** START Raw records **
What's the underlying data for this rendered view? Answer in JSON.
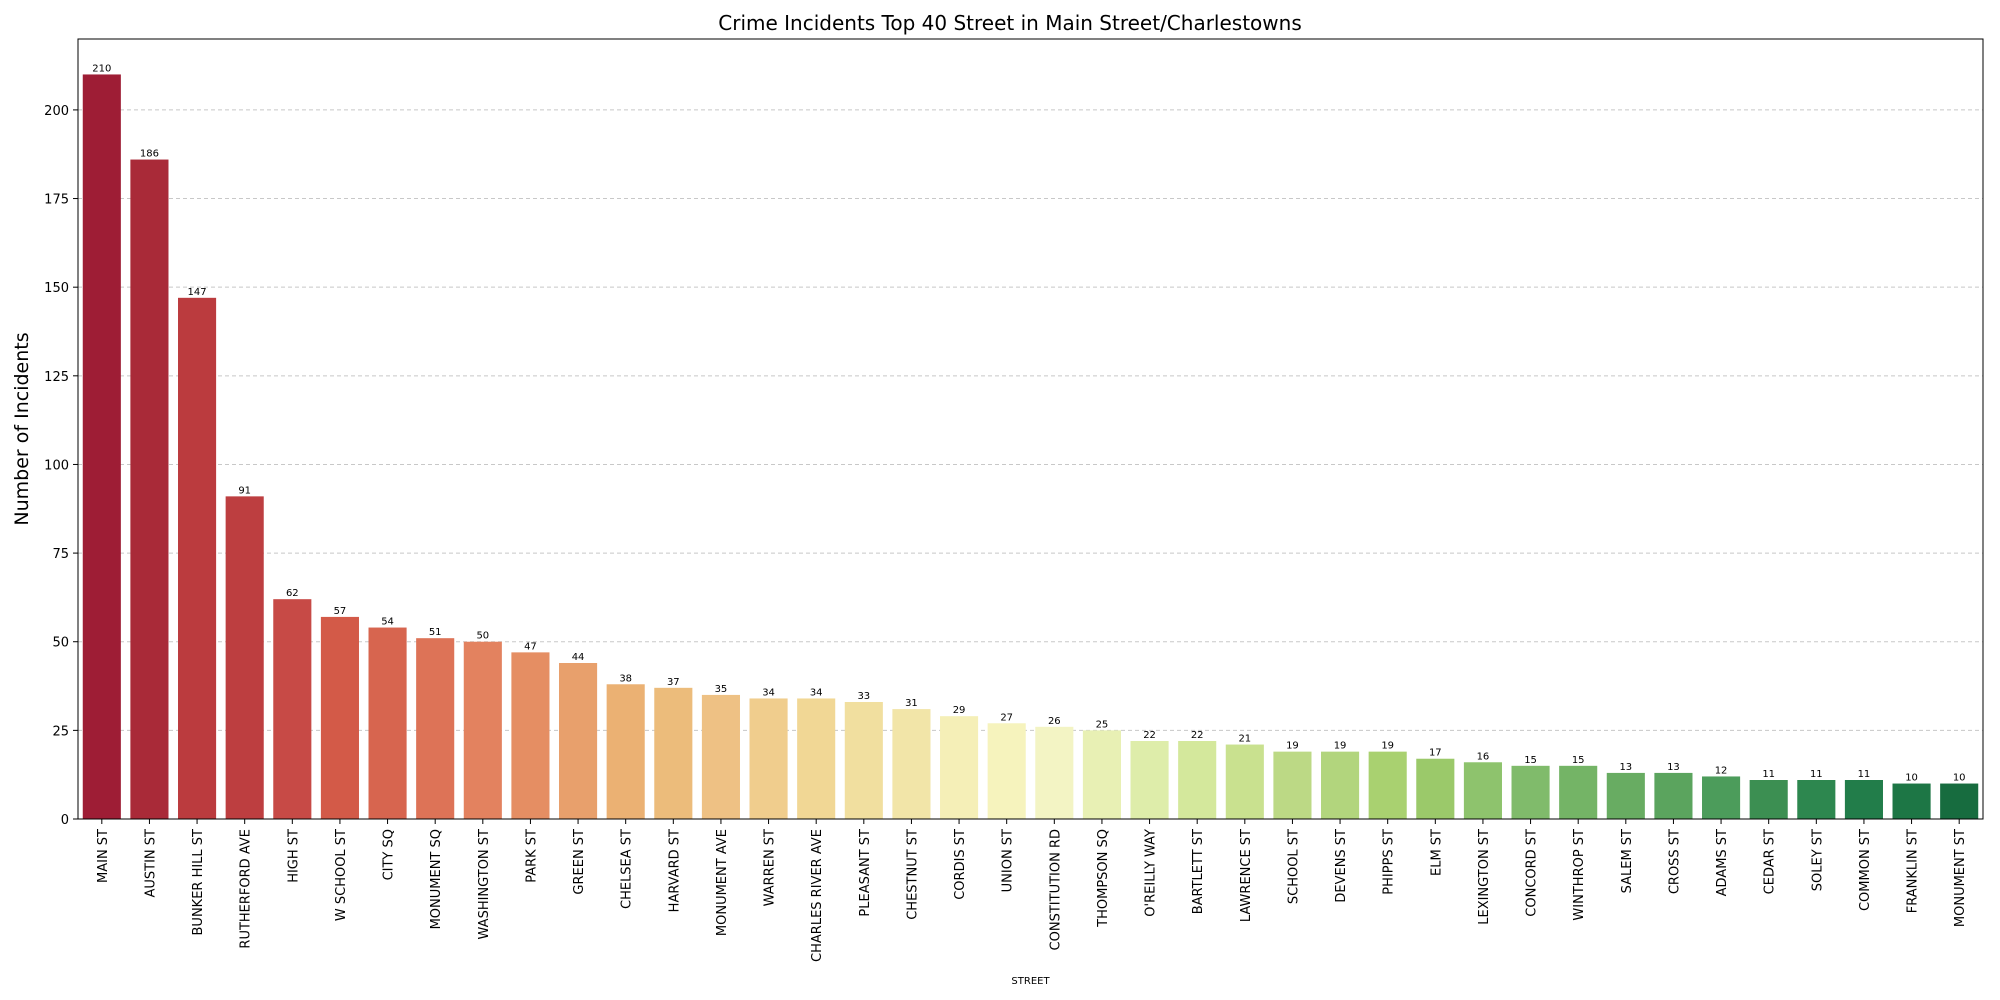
{
  "chart_data": {
    "type": "bar",
    "title": "Crime Incidents Top 40 Street in Main Street/Charlestowns",
    "xlabel": "STREET",
    "ylabel": "Number of Incidents",
    "ylim": [
      0,
      220
    ],
    "yticks": [
      0,
      25,
      50,
      75,
      100,
      125,
      150,
      175,
      200
    ],
    "grid": "horizontal dashed",
    "categories": [
      "MAIN ST",
      "AUSTIN ST",
      "BUNKER HILL ST",
      "RUTHERFORD AVE",
      "HIGH ST",
      "W SCHOOL ST",
      "CITY SQ",
      "MONUMENT SQ",
      "WASHINGTON ST",
      "PARK ST",
      "GREEN ST",
      "CHELSEA ST",
      "HARVARD ST",
      "MONUMENT AVE",
      "WARREN ST",
      "CHARLES RIVER AVE",
      "PLEASANT ST",
      "CHESTNUT ST",
      "CORDIS ST",
      "UNION ST",
      "CONSTITUTION RD",
      "THOMPSON SQ",
      "O'REILLY WAY",
      "BARTLETT ST",
      "LAWRENCE ST",
      "SCHOOL ST",
      "DEVENS ST",
      "PHIPPS ST",
      "ELM ST",
      "LEXINGTON ST",
      "CONCORD ST",
      "WINTHROP ST",
      "SALEM ST",
      "CROSS ST",
      "ADAMS ST",
      "CEDAR ST",
      "SOLEY ST",
      "COMMON ST",
      "FRANKLIN ST",
      "MONUMENT ST"
    ],
    "values": [
      210,
      186,
      147,
      91,
      62,
      57,
      54,
      51,
      50,
      47,
      44,
      38,
      37,
      35,
      34,
      34,
      33,
      31,
      29,
      27,
      26,
      25,
      22,
      22,
      21,
      19,
      19,
      19,
      17,
      16,
      15,
      15,
      13,
      13,
      12,
      11,
      11,
      11,
      10,
      10
    ],
    "colors": [
      "#9e1d35",
      "#a92a38",
      "#bb3b3e",
      "#bd3e40",
      "#c74a46",
      "#d35a48",
      "#d7654f",
      "#dd7357",
      "#e3825f",
      "#e58e63",
      "#e8a06c",
      "#ebb173",
      "#ecbc7b",
      "#eec184",
      "#f0cd8d",
      "#f1d795",
      "#f1df9f",
      "#f2e5a8",
      "#f5efb7",
      "#f6f3bd",
      "#f3f4c4",
      "#e8f0b4",
      "#deedaa",
      "#d4e89c",
      "#c9e18f",
      "#bcd985",
      "#b2d57d",
      "#a9d170",
      "#9bc96a",
      "#8ec36d",
      "#80bb6b",
      "#74b466",
      "#68ac62",
      "#5ba45e",
      "#4c9c5b",
      "#3c8f52",
      "#2d874f",
      "#227d4a",
      "#1d7645",
      "#176c3f"
    ]
  }
}
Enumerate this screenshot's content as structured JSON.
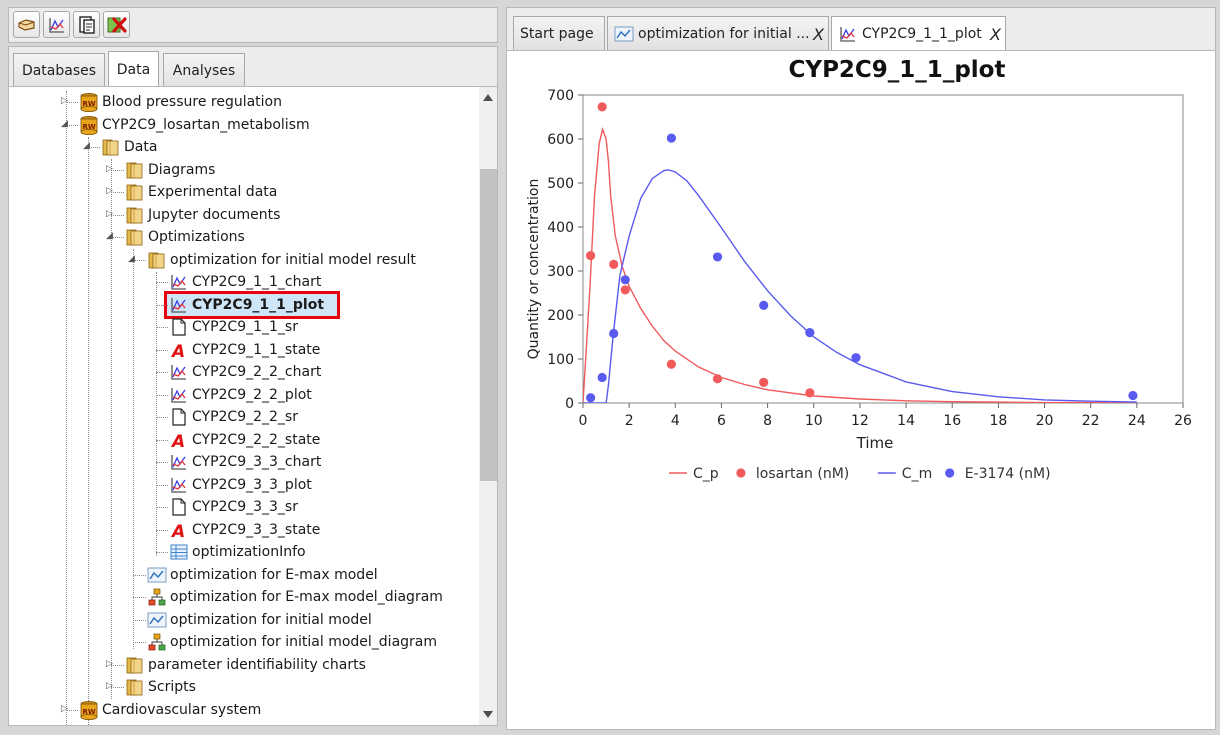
{
  "toolbar": {
    "buttons": [
      {
        "name": "open-icon"
      },
      {
        "name": "chart-icon"
      },
      {
        "name": "clipboard-icon"
      },
      {
        "name": "delete-icon"
      }
    ]
  },
  "left_tabs": [
    "Databases",
    "Data",
    "Analyses"
  ],
  "tree": [
    {
      "label": "Blood pressure regulation",
      "icon": "database-icon",
      "level": 0
    },
    {
      "label": "CYP2C9_losartan_metabolism",
      "icon": "database-icon",
      "level": 0
    },
    {
      "label": "Data",
      "icon": "folder-icon",
      "level": 1
    },
    {
      "label": "Diagrams",
      "icon": "folder-icon",
      "level": 2
    },
    {
      "label": "Experimental data",
      "icon": "folder-icon",
      "level": 2
    },
    {
      "label": "Jupyter documents",
      "icon": "folder-icon",
      "level": 2
    },
    {
      "label": "Optimizations",
      "icon": "folder-icon",
      "level": 2
    },
    {
      "label": "optimization for initial model result",
      "icon": "folder-icon",
      "level": 3
    },
    {
      "label": "CYP2C9_1_1_chart",
      "icon": "chart-icon",
      "level": 4
    },
    {
      "label": "CYP2C9_1_1_plot",
      "icon": "chart-icon",
      "level": 4,
      "selected": true
    },
    {
      "label": "CYP2C9_1_1_sr",
      "icon": "document-icon",
      "level": 4
    },
    {
      "label": "CYP2C9_1_1_state",
      "icon": "state-icon",
      "level": 4
    },
    {
      "label": "CYP2C9_2_2_chart",
      "icon": "chart-icon",
      "level": 4
    },
    {
      "label": "CYP2C9_2_2_plot",
      "icon": "chart-icon",
      "level": 4
    },
    {
      "label": "CYP2C9_2_2_sr",
      "icon": "document-icon",
      "level": 4
    },
    {
      "label": "CYP2C9_2_2_state",
      "icon": "state-icon",
      "level": 4
    },
    {
      "label": "CYP2C9_3_3_chart",
      "icon": "chart-icon",
      "level": 4
    },
    {
      "label": "CYP2C9_3_3_plot",
      "icon": "chart-icon",
      "level": 4
    },
    {
      "label": "CYP2C9_3_3_sr",
      "icon": "document-icon",
      "level": 4
    },
    {
      "label": "CYP2C9_3_3_state",
      "icon": "state-icon",
      "level": 4
    },
    {
      "label": "optimizationInfo",
      "icon": "table-icon",
      "level": 4
    },
    {
      "label": "optimization for E-max model",
      "icon": "optimization-icon",
      "level": 3
    },
    {
      "label": "optimization for E-max model_diagram",
      "icon": "diagram-icon",
      "level": 3
    },
    {
      "label": "optimization for initial model",
      "icon": "optimization-icon",
      "level": 3
    },
    {
      "label": "optimization for initial model_diagram",
      "icon": "diagram-icon",
      "level": 3
    },
    {
      "label": "parameter identifiability charts",
      "icon": "folder-icon",
      "level": 2
    },
    {
      "label": "Scripts",
      "icon": "folder-icon",
      "level": 2
    },
    {
      "label": "Cardiovascular system",
      "icon": "database-icon",
      "level": 0
    }
  ],
  "right_tabs": [
    {
      "label": "Start page",
      "closable": false
    },
    {
      "label": "optimization for initial ...",
      "closable": true,
      "close": "X"
    },
    {
      "label": "CYP2C9_1_1_plot",
      "closable": true,
      "close": "X"
    }
  ],
  "chart_data": {
    "type": "line",
    "title": "CYP2C9_1_1_plot",
    "xlabel": "Time",
    "ylabel": "Quantity or concentration",
    "xlim": [
      0,
      26
    ],
    "ylim": [
      0,
      700
    ],
    "xticks": [
      0,
      2,
      4,
      6,
      8,
      10,
      12,
      14,
      16,
      18,
      20,
      22,
      24,
      26
    ],
    "yticks": [
      0,
      100,
      200,
      300,
      400,
      500,
      600,
      700
    ],
    "grid": false,
    "legend_position": "bottom",
    "series": [
      {
        "name": "C_p",
        "kind": "line",
        "color": "#f05a5a",
        "x": [
          0,
          0.3,
          0.5,
          0.7,
          0.85,
          1.0,
          1.1,
          1.2,
          1.4,
          1.7,
          2,
          2.5,
          3,
          3.5,
          4,
          5,
          6,
          7,
          8,
          10,
          12,
          14,
          16,
          18,
          20,
          22,
          24
        ],
        "y": [
          0,
          260,
          470,
          590,
          622,
          600,
          550,
          470,
          380,
          310,
          265,
          215,
          175,
          142,
          118,
          82,
          58,
          42,
          30,
          16,
          9,
          5,
          3,
          2,
          1,
          1,
          0
        ]
      },
      {
        "name": "losartan (nM)",
        "kind": "scatter",
        "color": "#f05a5a",
        "x": [
          0.33,
          0.83,
          1.33,
          1.83,
          3.83,
          5.83,
          7.83,
          9.83
        ],
        "y": [
          335,
          673,
          315,
          257,
          88,
          55,
          47,
          23
        ]
      },
      {
        "name": "C_m",
        "kind": "line",
        "color": "#5a5af0",
        "x": [
          0,
          1.0,
          1.1,
          1.3,
          1.6,
          2,
          2.5,
          3,
          3.5,
          3.7,
          4,
          4.5,
          5,
          6,
          7,
          8,
          9,
          10,
          11,
          12,
          14,
          16,
          18,
          20,
          22,
          24
        ],
        "y": [
          0,
          0,
          40,
          150,
          290,
          380,
          465,
          510,
          528,
          530,
          525,
          505,
          472,
          398,
          322,
          255,
          198,
          150,
          115,
          87,
          48,
          26,
          14,
          7,
          4,
          2
        ]
      },
      {
        "name": "E-3174 (nM)",
        "kind": "scatter",
        "color": "#5a5af0",
        "x": [
          0.33,
          0.83,
          1.33,
          1.83,
          3.83,
          5.83,
          7.83,
          9.83,
          11.83,
          23.83
        ],
        "y": [
          12,
          58,
          158,
          280,
          602,
          332,
          222,
          160,
          103,
          17
        ]
      }
    ]
  }
}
** END Raw records **
The task: Extract, from the material above, each line holding the word "ylabel".

Output:
    "ylabel": "Number of Incidents",
    "ylabel": "Quantity or concentration",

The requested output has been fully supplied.